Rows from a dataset
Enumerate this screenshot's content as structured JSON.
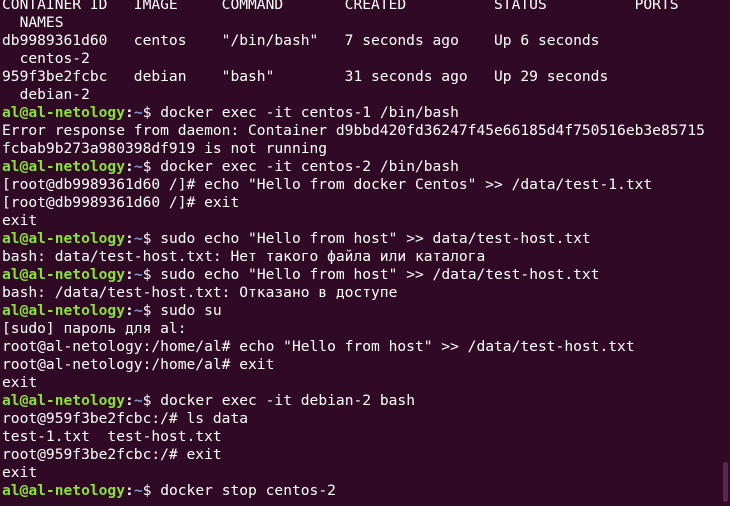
{
  "colors": {
    "background": "#300a24",
    "text": "#ffffff",
    "prompt_user": "#8ae234",
    "prompt_path": "#729fcf"
  },
  "terminal": {
    "lines": [
      {
        "type": "text",
        "text": "CONTAINER ID   IMAGE     COMMAND       CREATED          STATUS          PORTS"
      },
      {
        "type": "text",
        "text": "  NAMES"
      },
      {
        "type": "text",
        "text": "db9989361d60   centos    \"/bin/bash\"   7 seconds ago    Up 6 seconds"
      },
      {
        "type": "text",
        "text": "  centos-2"
      },
      {
        "type": "text",
        "text": "959f3be2fcbc   debian    \"bash\"        31 seconds ago   Up 29 seconds"
      },
      {
        "type": "text",
        "text": "  debian-2"
      },
      {
        "type": "prompt",
        "user": "al@al-netology",
        "sep": ":",
        "path": "~",
        "symbol": "$ ",
        "cmd": "docker exec -it centos-1 /bin/bash"
      },
      {
        "type": "text",
        "text": "Error response from daemon: Container d9bbd420fd36247f45e66185d4f750516eb3e85715"
      },
      {
        "type": "text",
        "text": "fcbab9b273a980398df919 is not running"
      },
      {
        "type": "prompt",
        "user": "al@al-netology",
        "sep": ":",
        "path": "~",
        "symbol": "$ ",
        "cmd": "docker exec -it centos-2 /bin/bash"
      },
      {
        "type": "text",
        "text": "[root@db9989361d60 /]# echo \"Hello from docker Centos\" >> /data/test-1.txt"
      },
      {
        "type": "text",
        "text": "[root@db9989361d60 /]# exit"
      },
      {
        "type": "text",
        "text": "exit"
      },
      {
        "type": "prompt",
        "user": "al@al-netology",
        "sep": ":",
        "path": "~",
        "symbol": "$ ",
        "cmd": "sudo echo \"Hello from host\" >> data/test-host.txt"
      },
      {
        "type": "text",
        "text": "bash: data/test-host.txt: Нет такого файла или каталога"
      },
      {
        "type": "prompt",
        "user": "al@al-netology",
        "sep": ":",
        "path": "~",
        "symbol": "$ ",
        "cmd": "sudo echo \"Hello from host\" >> /data/test-host.txt"
      },
      {
        "type": "text",
        "text": "bash: /data/test-host.txt: Отказано в доступе"
      },
      {
        "type": "prompt",
        "user": "al@al-netology",
        "sep": ":",
        "path": "~",
        "symbol": "$ ",
        "cmd": "sudo su"
      },
      {
        "type": "text",
        "text": "[sudo] пароль для al:"
      },
      {
        "type": "text",
        "text": "root@al-netology:/home/al# echo \"Hello from host\" >> /data/test-host.txt"
      },
      {
        "type": "text",
        "text": "root@al-netology:/home/al# exit"
      },
      {
        "type": "text",
        "text": "exit"
      },
      {
        "type": "prompt",
        "user": "al@al-netology",
        "sep": ":",
        "path": "~",
        "symbol": "$ ",
        "cmd": "docker exec -it debian-2 bash"
      },
      {
        "type": "text",
        "text": "root@959f3be2fcbc:/# ls data"
      },
      {
        "type": "text",
        "text": "test-1.txt  test-host.txt"
      },
      {
        "type": "text",
        "text": "root@959f3be2fcbc:/# exit"
      },
      {
        "type": "text",
        "text": "exit"
      },
      {
        "type": "prompt",
        "user": "al@al-netology",
        "sep": ":",
        "path": "~",
        "symbol": "$ ",
        "cmd": "docker stop centos-2"
      }
    ]
  }
}
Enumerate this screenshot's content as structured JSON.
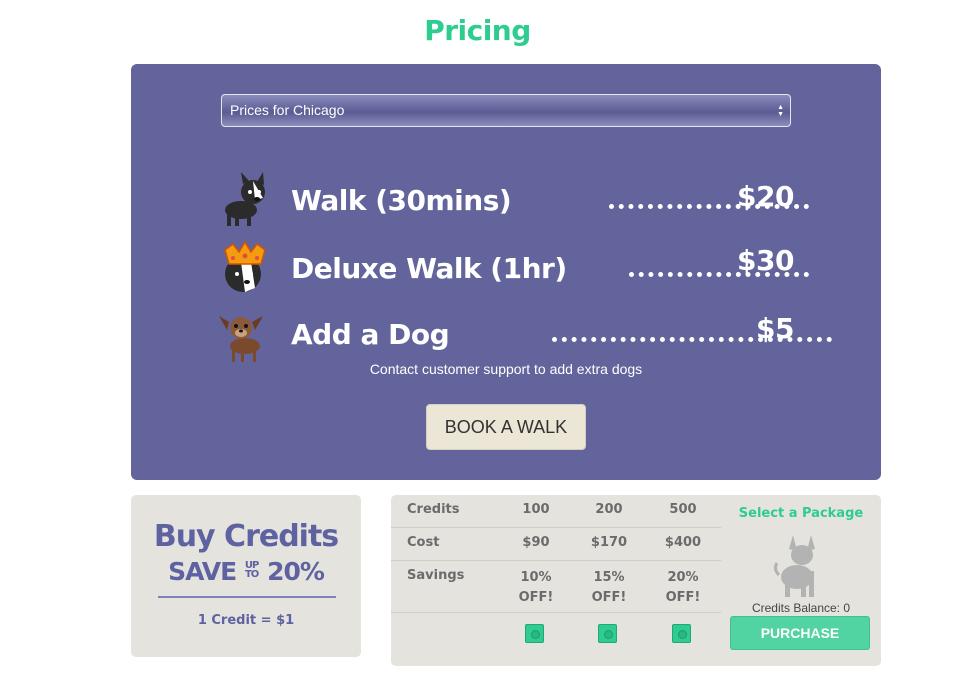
{
  "page": {
    "title": "Pricing"
  },
  "pricing": {
    "city_select": {
      "value": "Prices for Chicago",
      "arrow_up": "▲",
      "arrow_down": "▼"
    },
    "items": [
      {
        "label": "Walk (30mins)",
        "price": "$20",
        "icon": "boston-terrier-icon"
      },
      {
        "label": "Deluxe Walk (1hr)",
        "price": "$30",
        "icon": "crowned-dog-icon"
      },
      {
        "label": "Add a Dog",
        "price": "$5",
        "icon": "brown-dog-icon"
      }
    ],
    "note": "Contact customer support to add extra dogs",
    "book_button": "BOOK A WALK"
  },
  "credits_promo": {
    "headline": "Buy Credits",
    "save_word": "SAVE",
    "up": "UP",
    "to": "TO",
    "percent": "20%",
    "rate": "1 Credit = $1"
  },
  "packages": {
    "rows": [
      {
        "label": "Credits",
        "values": [
          "100",
          "200",
          "500"
        ]
      },
      {
        "label": "Cost",
        "values": [
          "$90",
          "$170",
          "$400"
        ]
      },
      {
        "label": "Savings",
        "values": [
          "10%",
          "15%",
          "20%"
        ],
        "suffix": "OFF!"
      }
    ],
    "select_heading": "Select a Package",
    "silhouette_icon": "dog-silhouette-icon",
    "balance": "Credits Balance: 0",
    "purchase_button": "PURCHASE",
    "colors": {
      "accent": "#2ecc8f",
      "panel": "#62649b",
      "card": "#e4e3de"
    }
  }
}
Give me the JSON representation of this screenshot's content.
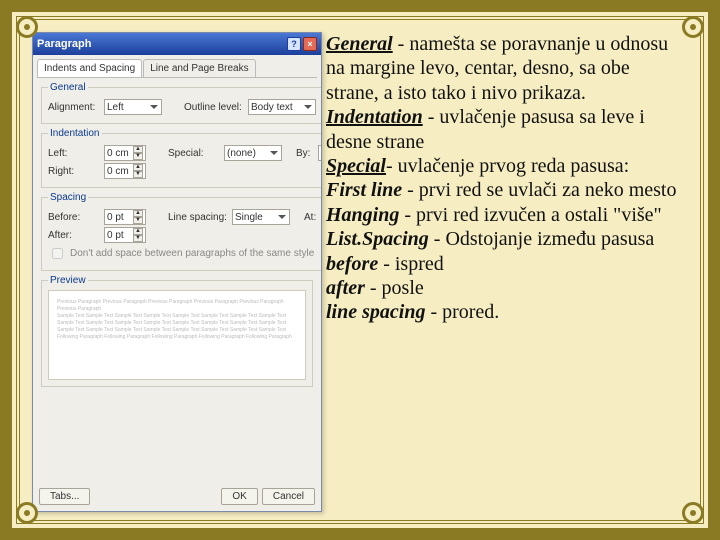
{
  "dialog": {
    "title": "Paragraph",
    "tabs": {
      "t1": "Indents and Spacing",
      "t2": "Line and Page Breaks"
    },
    "general": {
      "legend": "General",
      "alignment_lbl": "Alignment:",
      "alignment_val": "Left",
      "outline_lbl": "Outline level:",
      "outline_val": "Body text"
    },
    "indent": {
      "legend": "Indentation",
      "left_lbl": "Left:",
      "left_val": "0 cm",
      "right_lbl": "Right:",
      "right_val": "0 cm",
      "special_lbl": "Special:",
      "special_val": "(none)",
      "by_lbl": "By:"
    },
    "spacing": {
      "legend": "Spacing",
      "before_lbl": "Before:",
      "before_val": "0 pt",
      "after_lbl": "After:",
      "after_val": "0 pt",
      "ls_lbl": "Line spacing:",
      "ls_val": "Single",
      "at_lbl": "At:"
    },
    "chk_label": "Don't add space between paragraphs of the same style",
    "preview_legend": "Preview",
    "btn_tabs": "Tabs...",
    "btn_ok": "OK",
    "btn_cancel": "Cancel"
  },
  "notes": {
    "t1a": "General",
    "t1b": " - namešta se poravnanje u odnosu na margine levo, centar, desno, sa obe strane, a isto tako i nivo prikaza.",
    "t2a": "Indentation",
    "t2b": " - uvlačenje pasusa sa leve i desne strane",
    "t3a": "Special",
    "t3b": "- uvlačenje prvog reda pasusa:",
    "t4a": "First line",
    "t4b": " - prvi red se uvlači za neko mesto",
    "t5a": "Hanging",
    "t5b": " - prvi red izvučen a ostali \"više\"",
    "t6a": "List.Spacing",
    "t6b": " - Odstojanje između pasusa",
    "t7a": "before",
    "t7b": " - ispred",
    "t8a": "after",
    "t8b": " - posle",
    "t9a": "line spacing",
    "t9b": " - prored."
  }
}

* _Task objective_
Make an exact copy of every record, pictures excluded.

* _Answer to this problem_
Enumerate this screenshot's content as structured JSON.
{
  "colors": {
    "background": "#300a24",
    "text": "#ffffff",
    "prompt_user": "#8ae234",
    "prompt_path": "#729fcf"
  },
  "terminal": {
    "lines": [
      {
        "type": "text",
        "text": "CONTAINER ID   IMAGE     COMMAND       CREATED          STATUS          PORTS"
      },
      {
        "type": "text",
        "text": "  NAMES"
      },
      {
        "type": "text",
        "text": "db9989361d60   centos    \"/bin/bash\"   7 seconds ago    Up 6 seconds"
      },
      {
        "type": "text",
        "text": "  centos-2"
      },
      {
        "type": "text",
        "text": "959f3be2fcbc   debian    \"bash\"        31 seconds ago   Up 29 seconds"
      },
      {
        "type": "text",
        "text": "  debian-2"
      },
      {
        "type": "prompt",
        "user": "al@al-netology",
        "sep": ":",
        "path": "~",
        "symbol": "$ ",
        "cmd": "docker exec -it centos-1 /bin/bash"
      },
      {
        "type": "text",
        "text": "Error response from daemon: Container d9bbd420fd36247f45e66185d4f750516eb3e85715"
      },
      {
        "type": "text",
        "text": "fcbab9b273a980398df919 is not running"
      },
      {
        "type": "prompt",
        "user": "al@al-netology",
        "sep": ":",
        "path": "~",
        "symbol": "$ ",
        "cmd": "docker exec -it centos-2 /bin/bash"
      },
      {
        "type": "text",
        "text": "[root@db9989361d60 /]# echo \"Hello from docker Centos\" >> /data/test-1.txt"
      },
      {
        "type": "text",
        "text": "[root@db9989361d60 /]# exit"
      },
      {
        "type": "text",
        "text": "exit"
      },
      {
        "type": "prompt",
        "user": "al@al-netology",
        "sep": ":",
        "path": "~",
        "symbol": "$ ",
        "cmd": "sudo echo \"Hello from host\" >> data/test-host.txt"
      },
      {
        "type": "text",
        "text": "bash: data/test-host.txt: Нет такого файла или каталога"
      },
      {
        "type": "prompt",
        "user": "al@al-netology",
        "sep": ":",
        "path": "~",
        "symbol": "$ ",
        "cmd": "sudo echo \"Hello from host\" >> /data/test-host.txt"
      },
      {
        "type": "text",
        "text": "bash: /data/test-host.txt: Отказано в доступе"
      },
      {
        "type": "prompt",
        "user": "al@al-netology",
        "sep": ":",
        "path": "~",
        "symbol": "$ ",
        "cmd": "sudo su"
      },
      {
        "type": "text",
        "text": "[sudo] пароль для al:"
      },
      {
        "type": "text",
        "text": "root@al-netology:/home/al# echo \"Hello from host\" >> /data/test-host.txt"
      },
      {
        "type": "text",
        "text": "root@al-netology:/home/al# exit"
      },
      {
        "type": "text",
        "text": "exit"
      },
      {
        "type": "prompt",
        "user": "al@al-netology",
        "sep": ":",
        "path": "~",
        "symbol": "$ ",
        "cmd": "docker exec -it debian-2 bash"
      },
      {
        "type": "text",
        "text": "root@959f3be2fcbc:/# ls data"
      },
      {
        "type": "text",
        "text": "test-1.txt  test-host.txt"
      },
      {
        "type": "text",
        "text": "root@959f3be2fcbc:/# exit"
      },
      {
        "type": "text",
        "text": "exit"
      },
      {
        "type": "prompt",
        "user": "al@al-netology",
        "sep": ":",
        "path": "~",
        "symbol": "$ ",
        "cmd": "docker stop centos-2"
      }
    ]
  }
}
Enumerate this screenshot's content as structured JSON.
{
  "page": {
    "title": "Pricing"
  },
  "pricing": {
    "city_select": {
      "value": "Prices for Chicago",
      "arrow_up": "▲",
      "arrow_down": "▼"
    },
    "items": [
      {
        "label": "Walk (30mins)",
        "price": "$20",
        "icon": "boston-terrier-icon"
      },
      {
        "label": "Deluxe Walk (1hr)",
        "price": "$30",
        "icon": "crowned-dog-icon"
      },
      {
        "label": "Add a Dog",
        "price": "$5",
        "icon": "brown-dog-icon"
      }
    ],
    "note": "Contact customer support to add extra dogs",
    "book_button": "BOOK A WALK"
  },
  "credits_promo": {
    "headline": "Buy Credits",
    "save_word": "SAVE",
    "up": "UP",
    "to": "TO",
    "percent": "20%",
    "rate": "1 Credit = $1"
  },
  "packages": {
    "rows": [
      {
        "label": "Credits",
        "values": [
          "100",
          "200",
          "500"
        ]
      },
      {
        "label": "Cost",
        "values": [
          "$90",
          "$170",
          "$400"
        ]
      },
      {
        "label": "Savings",
        "values": [
          "10%",
          "15%",
          "20%"
        ],
        "suffix": "OFF!"
      }
    ],
    "select_heading": "Select a Package",
    "silhouette_icon": "dog-silhouette-icon",
    "balance": "Credits Balance: 0",
    "purchase_button": "PURCHASE",
    "colors": {
      "accent": "#2ecc8f",
      "panel": "#62649b",
      "card": "#e4e3de"
    }
  }
}
Give me the JSON representation of this screenshot's content.
{
  "dialog": {
    "title": "Paragraph",
    "tabs": {
      "t1": "Indents and Spacing",
      "t2": "Line and Page Breaks"
    },
    "general": {
      "legend": "General",
      "alignment_lbl": "Alignment:",
      "alignment_val": "Left",
      "outline_lbl": "Outline level:",
      "outline_val": "Body text"
    },
    "indent": {
      "legend": "Indentation",
      "left_lbl": "Left:",
      "left_val": "0 cm",
      "right_lbl": "Right:",
      "right_val": "0 cm",
      "special_lbl": "Special:",
      "special_val": "(none)",
      "by_lbl": "By:"
    },
    "spacing": {
      "legend": "Spacing",
      "before_lbl": "Before:",
      "before_val": "0 pt",
      "after_lbl": "After:",
      "after_val": "0 pt",
      "ls_lbl": "Line spacing:",
      "ls_val": "Single",
      "at_lbl": "At:"
    },
    "chk_label": "Don't add space between paragraphs of the same style",
    "preview_legend": "Preview",
    "btn_tabs": "Tabs...",
    "btn_ok": "OK",
    "btn_cancel": "Cancel"
  },
  "notes": {
    "t1a": "General",
    "t1b": " - namešta se poravnanje u odnosu na margine levo, centar, desno, sa obe strane, a isto tako i nivo prikaza.",
    "t2a": "Indentation",
    "t2b": " - uvlačenje pasusa sa leve i desne strane",
    "t3a": "Special",
    "t3b": "- uvlačenje prvog reda pasusa:",
    "t4a": "First line",
    "t4b": " - prvi red se uvlači za neko mesto",
    "t5a": "Hanging",
    "t5b": " - prvi red izvučen a ostali \"više\"",
    "t6a": "List.Spacing",
    "t6b": " - Odstojanje između pasusa",
    "t7a": "before",
    "t7b": " - ispred",
    "t8a": "after",
    "t8b": " - posle",
    "t9a": "line spacing",
    "t9b": " - prored."
  }
}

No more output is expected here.